From the listing below, pull each line that includes "this".
::::::
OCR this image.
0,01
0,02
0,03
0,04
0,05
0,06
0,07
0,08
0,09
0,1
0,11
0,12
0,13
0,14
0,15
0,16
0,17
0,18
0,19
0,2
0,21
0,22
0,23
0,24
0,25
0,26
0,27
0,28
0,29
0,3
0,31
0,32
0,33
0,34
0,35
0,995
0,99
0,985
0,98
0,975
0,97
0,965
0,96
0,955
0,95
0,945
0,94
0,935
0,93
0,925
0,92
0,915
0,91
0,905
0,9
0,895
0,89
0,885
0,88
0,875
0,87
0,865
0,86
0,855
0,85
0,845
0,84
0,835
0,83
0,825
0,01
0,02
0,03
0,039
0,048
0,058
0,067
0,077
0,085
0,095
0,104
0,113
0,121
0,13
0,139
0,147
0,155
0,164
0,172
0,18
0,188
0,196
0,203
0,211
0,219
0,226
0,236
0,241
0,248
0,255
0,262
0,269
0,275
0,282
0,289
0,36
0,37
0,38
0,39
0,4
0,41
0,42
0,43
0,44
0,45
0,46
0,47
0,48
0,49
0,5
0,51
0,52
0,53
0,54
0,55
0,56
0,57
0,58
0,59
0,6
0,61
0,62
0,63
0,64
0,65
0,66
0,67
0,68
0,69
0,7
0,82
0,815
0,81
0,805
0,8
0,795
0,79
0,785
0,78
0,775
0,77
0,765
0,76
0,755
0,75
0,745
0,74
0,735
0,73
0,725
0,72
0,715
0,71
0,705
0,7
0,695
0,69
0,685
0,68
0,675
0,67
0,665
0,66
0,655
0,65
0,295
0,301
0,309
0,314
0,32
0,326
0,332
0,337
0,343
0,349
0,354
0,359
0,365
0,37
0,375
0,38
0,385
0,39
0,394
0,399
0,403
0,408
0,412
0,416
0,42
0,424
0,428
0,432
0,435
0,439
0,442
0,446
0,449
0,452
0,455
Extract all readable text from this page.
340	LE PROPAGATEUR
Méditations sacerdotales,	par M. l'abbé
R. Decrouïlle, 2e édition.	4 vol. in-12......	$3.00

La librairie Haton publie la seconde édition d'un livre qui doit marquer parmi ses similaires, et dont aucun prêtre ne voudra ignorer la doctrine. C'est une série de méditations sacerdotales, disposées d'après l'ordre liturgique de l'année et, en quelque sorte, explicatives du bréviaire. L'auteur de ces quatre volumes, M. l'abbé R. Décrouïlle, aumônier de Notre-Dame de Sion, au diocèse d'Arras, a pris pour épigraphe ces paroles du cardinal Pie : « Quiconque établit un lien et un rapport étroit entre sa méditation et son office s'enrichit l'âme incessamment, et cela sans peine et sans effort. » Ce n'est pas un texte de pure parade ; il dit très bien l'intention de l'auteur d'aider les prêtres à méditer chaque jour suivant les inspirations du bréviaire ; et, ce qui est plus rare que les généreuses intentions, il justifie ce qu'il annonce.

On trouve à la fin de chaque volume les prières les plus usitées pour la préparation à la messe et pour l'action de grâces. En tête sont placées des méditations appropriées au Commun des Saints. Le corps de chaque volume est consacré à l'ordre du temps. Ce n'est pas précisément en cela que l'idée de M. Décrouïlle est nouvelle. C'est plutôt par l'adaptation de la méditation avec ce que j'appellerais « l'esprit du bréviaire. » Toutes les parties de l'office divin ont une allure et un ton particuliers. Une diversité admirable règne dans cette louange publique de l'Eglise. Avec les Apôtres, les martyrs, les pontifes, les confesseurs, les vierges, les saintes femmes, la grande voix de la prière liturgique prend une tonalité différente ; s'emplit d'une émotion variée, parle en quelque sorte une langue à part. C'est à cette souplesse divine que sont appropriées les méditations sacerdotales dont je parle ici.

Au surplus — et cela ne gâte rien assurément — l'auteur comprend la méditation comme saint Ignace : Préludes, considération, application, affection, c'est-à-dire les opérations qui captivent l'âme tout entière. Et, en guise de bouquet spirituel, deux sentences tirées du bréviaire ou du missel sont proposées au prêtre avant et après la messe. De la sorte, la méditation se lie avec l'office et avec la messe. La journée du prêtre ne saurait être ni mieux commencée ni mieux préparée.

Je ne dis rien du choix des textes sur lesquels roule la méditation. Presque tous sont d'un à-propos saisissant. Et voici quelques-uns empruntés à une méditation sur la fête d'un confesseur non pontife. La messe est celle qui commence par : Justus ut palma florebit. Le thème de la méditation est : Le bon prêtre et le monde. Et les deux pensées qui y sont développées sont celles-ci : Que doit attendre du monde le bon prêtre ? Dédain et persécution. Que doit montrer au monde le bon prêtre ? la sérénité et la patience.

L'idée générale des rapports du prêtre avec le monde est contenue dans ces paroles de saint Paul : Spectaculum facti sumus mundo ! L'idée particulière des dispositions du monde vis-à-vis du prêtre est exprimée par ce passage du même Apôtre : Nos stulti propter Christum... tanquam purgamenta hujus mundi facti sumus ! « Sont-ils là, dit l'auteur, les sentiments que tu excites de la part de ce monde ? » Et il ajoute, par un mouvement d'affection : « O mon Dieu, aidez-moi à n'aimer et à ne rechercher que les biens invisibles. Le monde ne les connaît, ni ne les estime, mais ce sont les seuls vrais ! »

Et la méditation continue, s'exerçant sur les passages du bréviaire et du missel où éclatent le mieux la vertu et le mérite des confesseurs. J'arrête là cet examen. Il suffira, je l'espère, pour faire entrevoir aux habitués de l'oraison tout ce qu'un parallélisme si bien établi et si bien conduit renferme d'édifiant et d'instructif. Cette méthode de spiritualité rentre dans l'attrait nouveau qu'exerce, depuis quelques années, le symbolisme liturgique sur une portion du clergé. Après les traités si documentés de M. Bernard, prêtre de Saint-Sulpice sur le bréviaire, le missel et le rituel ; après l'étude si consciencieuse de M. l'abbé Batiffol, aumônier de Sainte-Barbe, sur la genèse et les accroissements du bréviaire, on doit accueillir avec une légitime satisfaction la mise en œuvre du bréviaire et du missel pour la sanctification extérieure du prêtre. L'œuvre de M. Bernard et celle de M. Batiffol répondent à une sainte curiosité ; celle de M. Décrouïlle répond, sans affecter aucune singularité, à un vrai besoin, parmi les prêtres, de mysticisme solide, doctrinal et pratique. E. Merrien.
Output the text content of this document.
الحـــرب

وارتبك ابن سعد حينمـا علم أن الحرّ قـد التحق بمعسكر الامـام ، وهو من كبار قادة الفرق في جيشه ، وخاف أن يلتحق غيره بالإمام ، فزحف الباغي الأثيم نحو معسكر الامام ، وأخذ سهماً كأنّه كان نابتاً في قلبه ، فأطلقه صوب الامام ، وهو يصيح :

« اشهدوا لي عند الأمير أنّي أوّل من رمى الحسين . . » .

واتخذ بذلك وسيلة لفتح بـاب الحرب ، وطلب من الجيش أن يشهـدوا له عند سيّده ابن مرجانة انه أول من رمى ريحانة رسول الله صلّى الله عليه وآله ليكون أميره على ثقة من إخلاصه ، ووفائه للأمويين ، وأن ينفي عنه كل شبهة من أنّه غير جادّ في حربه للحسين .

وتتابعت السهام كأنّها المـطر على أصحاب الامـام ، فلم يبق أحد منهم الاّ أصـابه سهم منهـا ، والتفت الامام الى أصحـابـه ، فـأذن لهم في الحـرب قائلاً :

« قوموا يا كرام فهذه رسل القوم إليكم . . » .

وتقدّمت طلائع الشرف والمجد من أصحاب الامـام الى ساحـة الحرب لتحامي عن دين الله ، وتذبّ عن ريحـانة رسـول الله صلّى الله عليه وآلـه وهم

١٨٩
::::::
**Complete answer**
OCR this image.
Extract all readable text from this page.
Output the text content of this document.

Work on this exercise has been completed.